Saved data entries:
──────────

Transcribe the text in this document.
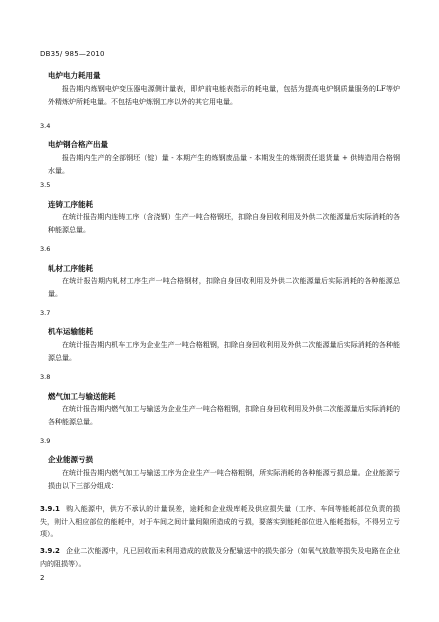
DB35/ 985—2010
电炉电力耗用量
报告期内炼钢电炉变压器电源侧计量表，即炉前电能表指示的耗电量，包括为提高电炉钢质量服务的LF等炉外精炼炉所耗电量。不包括电炉炼钢工序以外的其它用电量。
3.4
电炉钢合格产出量
报告期内生产的全部钢坯（锭）量 - 本期产生的炼钢废品量 - 本期发生的炼钢责任退货量 + 供铸造用合格钢水量。
3.5
连铸工序能耗
在统计报告期内连铸工序（含浇钢）生产一吨合格钢坯，扣除自身回收利用及外供二次能源量后实际消耗的各种能源总量。
3.6
轧材工序能耗
在统计报告期内轧材工序生产一吨合格钢材，扣除自身回收利用及外供二次能源量后实际消耗的各种能源总量。
3.7
机车运输能耗
在统计报告期内机车工序为企业生产一吨合格粗钢，扣除自身回收利用及外供二次能源量后实际消耗的各种能源总量。
3.8
燃气加工与输送能耗
在统计报告期内燃气加工与输送为企业生产一吨合格粗钢，扣除自身回收利用及外供二次能源量后实际消耗的各种能源总量。
3.9
企业能源亏损
在统计报告期内燃气加工与输送工序为企业生产一吨合格粗钢，所实际消耗的各种能源亏损总量。企业能源亏损由以下三部分组成：
3.9.1 购入能源中，供方不承认的计量误差，途耗和企业级库耗及供应损失量（工序、车间等能耗部位负责的损失，则计入相应部位的能耗中，对于车间之间计量间隙所造成的亏损，要落实到能耗部位进入能耗指标，不得另立亏项）。
3.9.2 企业二次能源中，凡已回收而未利用造成的放散及分配输送中的损失部分（如氧气放散等损失及电路在企业内的阻损等）。
2
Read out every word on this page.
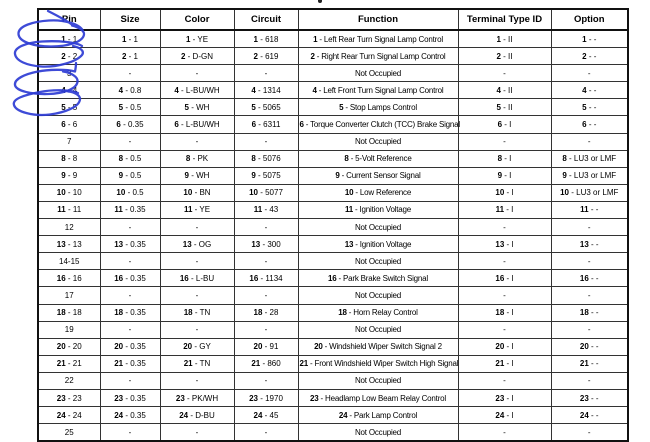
Pin	Size	Color	Circuit	Function	Terminal Type ID	Option
1 - 1	1 - 1	1 - YE	1 - 618	1 - Left Rear Turn Signal Lamp Control	1 - II	1 - -
2 - 2	2 - 1	2 - D-GN	2 - 619	2 - Right Rear Turn Signal Lamp Control	2 - II	2 - -
3	-	-	-	Not Occupied	-	-
4 - 4	4 - 0.8	4 - L-BU/WH	4 - 1314	4 - Left Front Turn Signal Lamp Control	4 - II	4 - -
5 - 5	5 - 0.5	5 - WH	5 - 5065	5 - Stop Lamps Control	5 - II	5 - -
6 - 6	6 - 0.35	6 - L-BU/WH	6 - 6311	6 - Torque Converter Clutch (TCC) Brake Signal	6 - I	6 - -
7	-	-	-	Not Occupied	-	-
8 - 8	8 - 0.5	8 - PK	8 - 5076	8 - 5-Volt Reference	8 - I	8 - LU3 or LMF
9 - 9	9 - 0.5	9 - WH	9 - 5075	9 - Current Sensor Signal	9 - I	9 - LU3 or LMF
10 - 10	10 - 0.5	10 - BN	10 - 5077	10 - Low Reference	10 - I	10 - LU3 or LMF
11 - 11	11 - 0.35	11 - YE	11 - 43	11 - Ignition Voltage	11 - I	11 - -
12	-	-	-	Not Occupied	-	-
13 - 13	13 - 0.35	13 - OG	13 - 300	13 - Ignition Voltage	13 - I	13 - -
14-15	-	-	-	Not Occupied	-	-
16 - 16	16 - 0.35	16 - L-BU	16 - 1134	16 - Park Brake Switch Signal	16 - I	16 - -
17	-	-	-	Not Occupied	-	-
18 - 18	18 - 0.35	18 - TN	18 - 28	18 - Horn Relay Control	18 - I	18 - -
19	-	-	-	Not Occupied	-	-
20 - 20	20 - 0.35	20 - GY	20 - 91	20 - Windshield Wiper Switch Signal 2	20 - I	20 - -
21 - 21	21 - 0.35	21 - TN	21 - 860	21 - Front Windshield Wiper Switch High Signal	21 - I	21 - -
22	-	-	-	Not Occupied	-	-
23 - 23	23 - 0.35	23 - PK/WH	23 - 1970	23 - Headlamp Low Beam Relay Control	23 - I	23 - -
24 - 24	24 - 0.35	24 - D-BU	24 - 45	24 - Park Lamp Control	24 - I	24 - -
25	-	-	-	Not Occupied	-	-
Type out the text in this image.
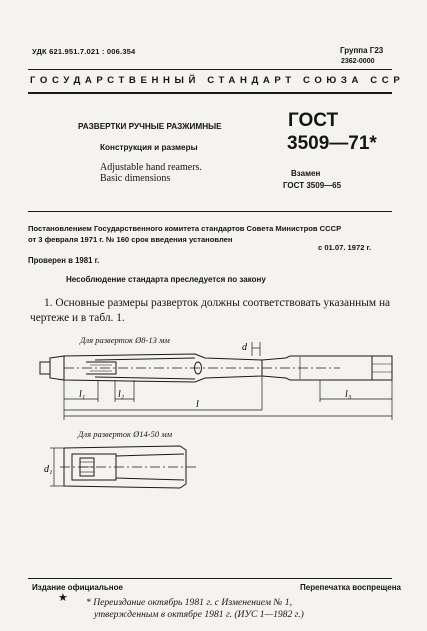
УДК 621.951.7.021 : 006.354	Группа Г23
2362-0000
ГОСУДАРСТВЕННЫЙ СТАНДАРТ СОЮЗА ССР
РАЗВЕРТКИ РУЧНЫЕ РАЗЖИМНЫЕ
Конструкция и размеры
Adjustable hand reamers.
Basic dimensions
ГОСТ
3509—71*
Взамен
ГОСТ 3509—65
Постановлением Государственного комитета стандартов Совета Министров СССР
от 3 февраля 1971 г. № 160 срок введения установлен
с 01.07. 1972 г.
Проверен в 1981 г.
Несоблюдение стандарта преследуется по закону
1. Основные размеры разверток должны соответствовать указанным на чертеже и в табл. 1.
Для разверток Ø8-13 мм
Для разверток Ø14-50 мм
l₁	l₂
l
l₃
d
d₁
Издание официальное	Перепечатка воспрещена
★ * Переиздание октябрь 1981 г. с Изменением № 1,
утвержденным в октябре 1981 г. (ИУС 1—1982 г.)
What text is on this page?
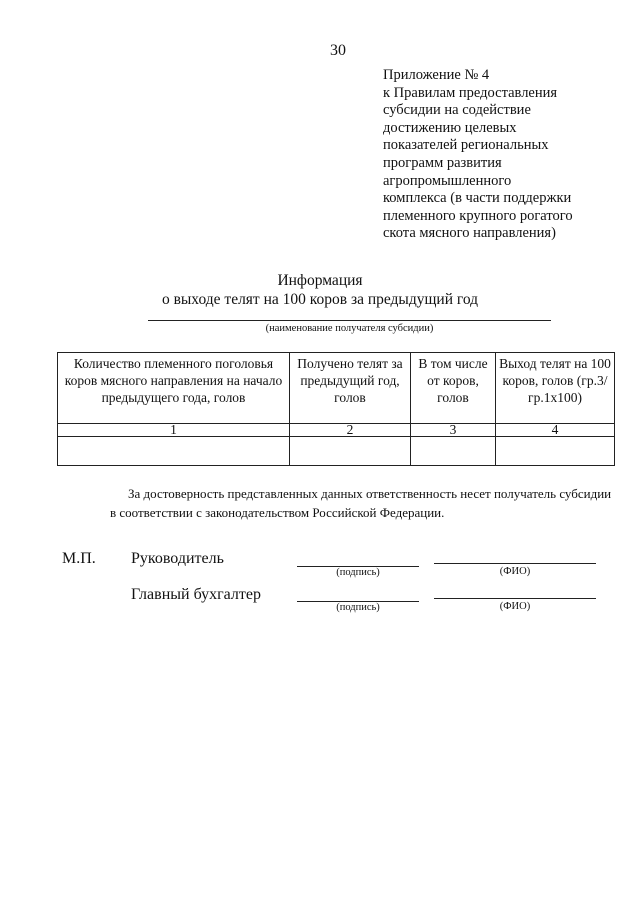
30
Приложение № 4
к Правилам предоставления
субсидии на содействие
достижению целевых
показателей региональных
программ развития
агропромышленного
комплекса (в части поддержки
племенного крупного рогатого
скота мясного направления)
Информация
о выходе телят на 100 коров за предыдущий год
(наименование получателя субсидии)
Количество племенного поголовья коров мясного направления на начало предыдущего года, голов	Получено телят за предыдущий год, голов	В том числе от коров, голов	Выход телят на 100 коров, голов (гр.3/гр.1х100)
1	2	3	4

За достоверность представленных данных ответственность несет получатель субсидии
в соответствии с законодательством Российской Федерации.
М.П. Руководитель
(подпись)	(ФИО)
Главный бухгалтер
(подпись)	(ФИО)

──────────

• Task brief:
Omit the pictures and restate the rest of the records verbatim.

• Solution below:
Transcribe the text in this document.
DB35/ 985—2010
电炉电力耗用量
报告期内炼钢电炉变压器电源侧计量表，即炉前电能表指示的耗电量，包括为提高电炉钢质量服务的LF等炉外精炼炉所耗电量。不包括电炉炼钢工序以外的其它用电量。
3.4
电炉钢合格产出量
报告期内生产的全部钢坯（锭）量 - 本期产生的炼钢废品量 - 本期发生的炼钢责任退货量 + 供铸造用合格钢水量。
3.5
连铸工序能耗
在统计报告期内连铸工序（含浇钢）生产一吨合格钢坯，扣除自身回收利用及外供二次能源量后实际消耗的各种能源总量。
3.6
轧材工序能耗
在统计报告期内轧材工序生产一吨合格钢材，扣除自身回收利用及外供二次能源量后实际消耗的各种能源总量。
3.7
机车运输能耗
在统计报告期内机车工序为企业生产一吨合格粗钢，扣除自身回收利用及外供二次能源量后实际消耗的各种能源总量。
3.8
燃气加工与输送能耗
在统计报告期内燃气加工与输送为企业生产一吨合格粗钢，扣除自身回收利用及外供二次能源量后实际消耗的各种能源总量。
3.9
企业能源亏损
在统计报告期内燃气加工与输送工序为企业生产一吨合格粗钢，所实际消耗的各种能源亏损总量。企业能源亏损由以下三部分组成：
3.9.1 购入能源中，供方不承认的计量误差，途耗和企业级库耗及供应损失量（工序、车间等能耗部位负责的损失，则计入相应部位的能耗中，对于车间之间计量间隙所造成的亏损，要落实到能耗部位进入能耗指标，不得另立亏项）。
3.9.2 企业二次能源中，凡已回收而未利用造成的放散及分配输送中的损失部分（如氧气放散等损失及电路在企业内的阻损等）。
2
Read out every word on this page.
Pin	Size	Color	Circuit	Function	Terminal Type ID	Option
1 - 1	1 - 1	1 - YE	1 - 618	1 - Left Rear Turn Signal Lamp Control	1 - II	1 - -
2 - 2	2 - 1	2 - D-GN	2 - 619	2 - Right Rear Turn Signal Lamp Control	2 - II	2 - -
3	-	-	-	Not Occupied	-	-
4 - 4	4 - 0.8	4 - L-BU/WH	4 - 1314	4 - Left Front Turn Signal Lamp Control	4 - II	4 - -
5 - 5	5 - 0.5	5 - WH	5 - 5065	5 - Stop Lamps Control	5 - II	5 - -
6 - 6	6 - 0.35	6 - L-BU/WH	6 - 6311	6 - Torque Converter Clutch (TCC) Brake Signal	6 - I	6 - -
7	-	-	-	Not Occupied	-	-
8 - 8	8 - 0.5	8 - PK	8 - 5076	8 - 5-Volt Reference	8 - I	8 - LU3 or LMF
9 - 9	9 - 0.5	9 - WH	9 - 5075	9 - Current Sensor Signal	9 - I	9 - LU3 or LMF
10 - 10	10 - 0.5	10 - BN	10 - 5077	10 - Low Reference	10 - I	10 - LU3 or LMF
11 - 11	11 - 0.35	11 - YE	11 - 43	11 - Ignition Voltage	11 - I	11 - -
12	-	-	-	Not Occupied	-	-
13 - 13	13 - 0.35	13 - OG	13 - 300	13 - Ignition Voltage	13 - I	13 - -
14-15	-	-	-	Not Occupied	-	-
16 - 16	16 - 0.35	16 - L-BU	16 - 1134	16 - Park Brake Switch Signal	16 - I	16 - -
17	-	-	-	Not Occupied	-	-
18 - 18	18 - 0.35	18 - TN	18 - 28	18 - Horn Relay Control	18 - I	18 - -
19	-	-	-	Not Occupied	-	-
20 - 20	20 - 0.35	20 - GY	20 - 91	20 - Windshield Wiper Switch Signal 2	20 - I	20 - -
21 - 21	21 - 0.35	21 - TN	21 - 860	21 - Front Windshield Wiper Switch High Signal	21 - I	21 - -
22	-	-	-	Not Occupied	-	-
23 - 23	23 - 0.35	23 - PK/WH	23 - 1970	23 - Headlamp Low Beam Relay Control	23 - I	23 - -
24 - 24	24 - 0.35	24 - D-BU	24 - 45	24 - Park Lamp Control	24 - I	24 - -
25	-	-	-	Not Occupied	-	-
Type out the text in this image.
УДК 621.951.7.021 : 006.354	Группа Г23
2362-0000
ГОСУДАРСТВЕННЫЙ СТАНДАРТ СОЮЗА ССР
РАЗВЕРТКИ РУЧНЫЕ РАЗЖИМНЫЕ
Конструкция и размеры
Adjustable hand reamers.
Basic dimensions
ГОСТ
3509—71*
Взамен
ГОСТ 3509—65
Постановлением Государственного комитета стандартов Совета Министров СССР
от 3 февраля 1971 г. № 160 срок введения установлен
с 01.07. 1972 г.
Проверен в 1981 г.
Несоблюдение стандарта преследуется по закону
1. Основные размеры разверток должны соответствовать указанным на чертеже и в табл. 1.
Для разверток Ø8-13 мм
Для разверток Ø14-50 мм
l₁	l₂
l
l₃
d
d₁
Издание официальное	Перепечатка воспрещена
★ * Переиздание октябрь 1981 г. с Изменением № 1,
утвержденным в октябре 1981 г. (ИУС 1—1982 г.)
What text is on this page?
30
Приложение № 4
к Правилам предоставления
субсидии на содействие
достижению целевых
показателей региональных
программ развития
агропромышленного
комплекса (в части поддержки
племенного крупного рогатого
скота мясного направления)
Информация
о выходе телят на 100 коров за предыдущий год
(наименование получателя субсидии)
Количество племенного поголовья коров мясного направления на начало предыдущего года, голов	Получено телят за предыдущий год, голов	В том числе от коров, голов	Выход телят на 100 коров, голов (гр.3/гр.1х100)
1	2	3	4

За достоверность представленных данных ответственность несет получатель субсидии
в соответствии с законодательством Российской Федерации.
М.П. Руководитель
(подпись)	(ФИО)
Главный бухгалтер
(подпись)	(ФИО)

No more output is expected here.